### Exercise requirements
Output the full material exactly as it appears here.

### Information supplied
+ + + + +

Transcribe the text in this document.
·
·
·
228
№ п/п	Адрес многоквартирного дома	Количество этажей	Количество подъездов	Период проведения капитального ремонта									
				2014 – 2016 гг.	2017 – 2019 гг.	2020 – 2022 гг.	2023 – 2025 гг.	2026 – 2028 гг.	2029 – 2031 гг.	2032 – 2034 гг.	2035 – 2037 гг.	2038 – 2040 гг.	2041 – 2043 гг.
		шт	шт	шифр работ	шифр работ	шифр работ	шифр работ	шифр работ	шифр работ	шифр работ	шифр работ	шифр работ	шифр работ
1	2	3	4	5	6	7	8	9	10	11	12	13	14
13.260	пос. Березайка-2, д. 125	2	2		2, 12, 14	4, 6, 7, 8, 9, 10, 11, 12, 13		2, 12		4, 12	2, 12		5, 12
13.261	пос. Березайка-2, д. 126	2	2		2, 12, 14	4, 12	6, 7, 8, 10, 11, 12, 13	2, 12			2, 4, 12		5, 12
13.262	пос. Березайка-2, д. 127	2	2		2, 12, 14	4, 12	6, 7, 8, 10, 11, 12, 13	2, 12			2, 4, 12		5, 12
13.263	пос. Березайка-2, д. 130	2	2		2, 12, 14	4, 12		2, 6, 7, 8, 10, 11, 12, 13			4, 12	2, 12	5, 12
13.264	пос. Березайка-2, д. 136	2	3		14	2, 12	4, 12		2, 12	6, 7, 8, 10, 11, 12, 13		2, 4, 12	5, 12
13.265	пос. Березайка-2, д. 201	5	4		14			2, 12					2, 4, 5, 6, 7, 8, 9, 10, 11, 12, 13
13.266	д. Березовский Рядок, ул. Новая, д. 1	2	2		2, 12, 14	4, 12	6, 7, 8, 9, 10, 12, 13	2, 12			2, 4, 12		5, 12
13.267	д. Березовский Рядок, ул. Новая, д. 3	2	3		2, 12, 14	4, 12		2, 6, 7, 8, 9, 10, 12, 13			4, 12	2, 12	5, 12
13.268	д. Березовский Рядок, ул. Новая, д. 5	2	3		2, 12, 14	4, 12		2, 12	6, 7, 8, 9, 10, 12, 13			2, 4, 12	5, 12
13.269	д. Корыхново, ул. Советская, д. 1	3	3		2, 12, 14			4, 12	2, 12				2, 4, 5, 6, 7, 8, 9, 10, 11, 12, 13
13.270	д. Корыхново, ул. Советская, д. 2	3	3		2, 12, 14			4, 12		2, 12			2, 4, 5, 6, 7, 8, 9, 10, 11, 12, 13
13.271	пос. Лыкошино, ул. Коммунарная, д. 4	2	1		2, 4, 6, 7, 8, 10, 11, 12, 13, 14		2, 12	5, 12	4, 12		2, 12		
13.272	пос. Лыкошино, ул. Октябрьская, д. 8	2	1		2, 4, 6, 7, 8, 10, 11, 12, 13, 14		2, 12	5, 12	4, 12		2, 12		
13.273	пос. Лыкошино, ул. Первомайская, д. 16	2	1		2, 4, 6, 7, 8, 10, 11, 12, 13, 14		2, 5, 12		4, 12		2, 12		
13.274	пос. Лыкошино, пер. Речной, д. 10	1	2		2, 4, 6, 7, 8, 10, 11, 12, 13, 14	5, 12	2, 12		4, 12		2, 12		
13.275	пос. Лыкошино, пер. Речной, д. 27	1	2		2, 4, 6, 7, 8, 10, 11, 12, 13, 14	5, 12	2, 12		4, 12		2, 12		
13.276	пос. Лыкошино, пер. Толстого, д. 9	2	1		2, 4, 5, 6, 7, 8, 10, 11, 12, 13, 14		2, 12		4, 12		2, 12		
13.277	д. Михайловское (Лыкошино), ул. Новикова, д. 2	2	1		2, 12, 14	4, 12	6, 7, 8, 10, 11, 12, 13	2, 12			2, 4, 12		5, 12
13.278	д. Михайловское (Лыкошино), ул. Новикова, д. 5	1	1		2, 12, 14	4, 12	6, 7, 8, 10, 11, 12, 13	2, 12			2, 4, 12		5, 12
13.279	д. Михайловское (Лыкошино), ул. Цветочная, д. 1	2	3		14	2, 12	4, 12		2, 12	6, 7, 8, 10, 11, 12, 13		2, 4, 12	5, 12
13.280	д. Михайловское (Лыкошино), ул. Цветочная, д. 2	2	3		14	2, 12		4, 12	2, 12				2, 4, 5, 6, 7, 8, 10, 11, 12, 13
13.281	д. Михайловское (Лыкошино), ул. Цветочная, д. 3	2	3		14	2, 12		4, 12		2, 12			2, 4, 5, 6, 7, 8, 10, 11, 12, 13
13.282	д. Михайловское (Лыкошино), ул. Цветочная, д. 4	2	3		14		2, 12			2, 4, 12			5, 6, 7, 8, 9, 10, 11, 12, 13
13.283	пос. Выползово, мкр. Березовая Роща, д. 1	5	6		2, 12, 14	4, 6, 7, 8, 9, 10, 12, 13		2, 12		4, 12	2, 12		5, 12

+ + + + +

### Expected output
Transcribe the text in this document.
·
·
·
228
№ п/п	Адрес многоквартирного дома	Количество этажей	Количество подъездов	Период проведения капитального ремонта									
				2014 – 2016 гг.	2017 – 2019 гг.	2020 – 2022 гг.	2023 – 2025 гг.	2026 – 2028 гг.	2029 – 2031 гг.	2032 – 2034 гг.	2035 – 2037 гг.	2038 – 2040 гг.	2041 – 2043 гг.
		шт	шт	шифр работ	шифр работ	шифр работ	шифр работ	шифр работ	шифр работ	шифр работ	шифр работ	шифр работ	шифр работ
1	2	3	4	5	6	7	8	9	10	11	12	13	14
13.260	пос. Березайка-2, д. 125	2	2		2, 12, 14	4, 6, 7, 8, 9, 10, 11, 12, 13		2, 12		4, 12	2, 12		5, 12
13.261	пос. Березайка-2, д. 126	2	2		2, 12, 14	4, 12	6, 7, 8, 10, 11, 12, 13	2, 12			2, 4, 12		5, 12
13.262	пос. Березайка-2, д. 127	2	2		2, 12, 14	4, 12	6, 7, 8, 10, 11, 12, 13	2, 12			2, 4, 12		5, 12
13.263	пос. Березайка-2, д. 130	2	2		2, 12, 14	4, 12		2, 6, 7, 8, 10, 11, 12, 13			4, 12	2, 12	5, 12
13.264	пос. Березайка-2, д. 136	2	3		14	2, 12	4, 12		2, 12	6, 7, 8, 10, 11, 12, 13		2, 4, 12	5, 12
13.265	пос. Березайка-2, д. 201	5	4		14			2, 12					2, 4, 5, 6, 7, 8, 9, 10, 11, 12, 13
13.266	д. Березовский Рядок, ул. Новая, д. 1	2	2		2, 12, 14	4, 12	6, 7, 8, 9, 10, 12, 13	2, 12			2, 4, 12		5, 12
13.267	д. Березовский Рядок, ул. Новая, д. 3	2	3		2, 12, 14	4, 12		2, 6, 7, 8, 9, 10, 12, 13			4, 12	2, 12	5, 12
13.268	д. Березовский Рядок, ул. Новая, д. 5	2	3		2, 12, 14	4, 12		2, 12	6, 7, 8, 9, 10, 12, 13			2, 4, 12	5, 12
13.269	д. Корыхново, ул. Советская, д. 1	3	3		2, 12, 14			4, 12	2, 12				2, 4, 5, 6, 7, 8, 9, 10, 11, 12, 13
13.270	д. Корыхново, ул. Советская, д. 2	3	3		2, 12, 14			4, 12		2, 12			2, 4, 5, 6, 7, 8, 9, 10, 11, 12, 13
13.271	пос. Лыкошино, ул. Коммунарная, д. 4	2	1		2, 4, 6, 7, 8, 10, 11, 12, 13, 14		2, 12	5, 12	4, 12		2, 12		
13.272	пос. Лыкошино, ул. Октябрьская, д. 8	2	1		2, 4, 6, 7, 8, 10, 11, 12, 13, 14		2, 12	5, 12	4, 12		2, 12		
13.273	пос. Лыкошино, ул. Первомайская, д. 16	2	1		2, 4, 6, 7, 8, 10, 11, 12, 13, 14		2, 5, 12		4, 12		2, 12		
13.274	пос. Лыкошино, пер. Речной, д. 10	1	2		2, 4, 6, 7, 8, 10, 11, 12, 13, 14	5, 12	2, 12		4, 12		2, 12		
13.275	пос. Лыкошино, пер. Речной, д. 27	1	2		2, 4, 6, 7, 8, 10, 11, 12, 13, 14	5, 12	2, 12		4, 12		2, 12		
13.276	пос. Лыкошино, пер. Толстого, д. 9	2	1		2, 4, 5, 6, 7, 8, 10, 11, 12, 13, 14		2, 12		4, 12		2, 12		
13.277	д. Михайловское (Лыкошино), ул. Новикова, д. 2	2	1		2, 12, 14	4, 12	6, 7, 8, 10, 11, 12, 13	2, 12			2, 4, 12		5, 12
13.278	д. Михайловское (Лыкошино), ул. Новикова, д. 5	1	1		2, 12, 14	4, 12	6, 7, 8, 10, 11, 12, 13	2, 12			2, 4, 12		5, 12
13.279	д. Михайловское (Лыкошино), ул. Цветочная, д. 1	2	3		14	2, 12	4, 12		2, 12	6, 7, 8, 10, 11, 12, 13		2, 4, 12	5, 12
13.280	д. Михайловское (Лыкошино), ул. Цветочная, д. 2	2	3		14	2, 12		4, 12	2, 12				2, 4, 5, 6, 7, 8, 10, 11, 12, 13
13.281	д. Михайловское (Лыкошино), ул. Цветочная, д. 3	2	3		14	2, 12		4, 12		2, 12			2, 4, 5, 6, 7, 8, 10, 11, 12, 13
13.282	д. Михайловское (Лыкошино), ул. Цветочная, д. 4	2	3		14		2, 12			2, 4, 12			5, 6, 7, 8, 9, 10, 11, 12, 13
13.283	пос. Выползово, мкр. Березовая Роща, д. 1	5	6		2, 12, 14	4, 6, 7, 8, 9, 10, 12, 13		2, 12		4, 12	2, 12		5, 12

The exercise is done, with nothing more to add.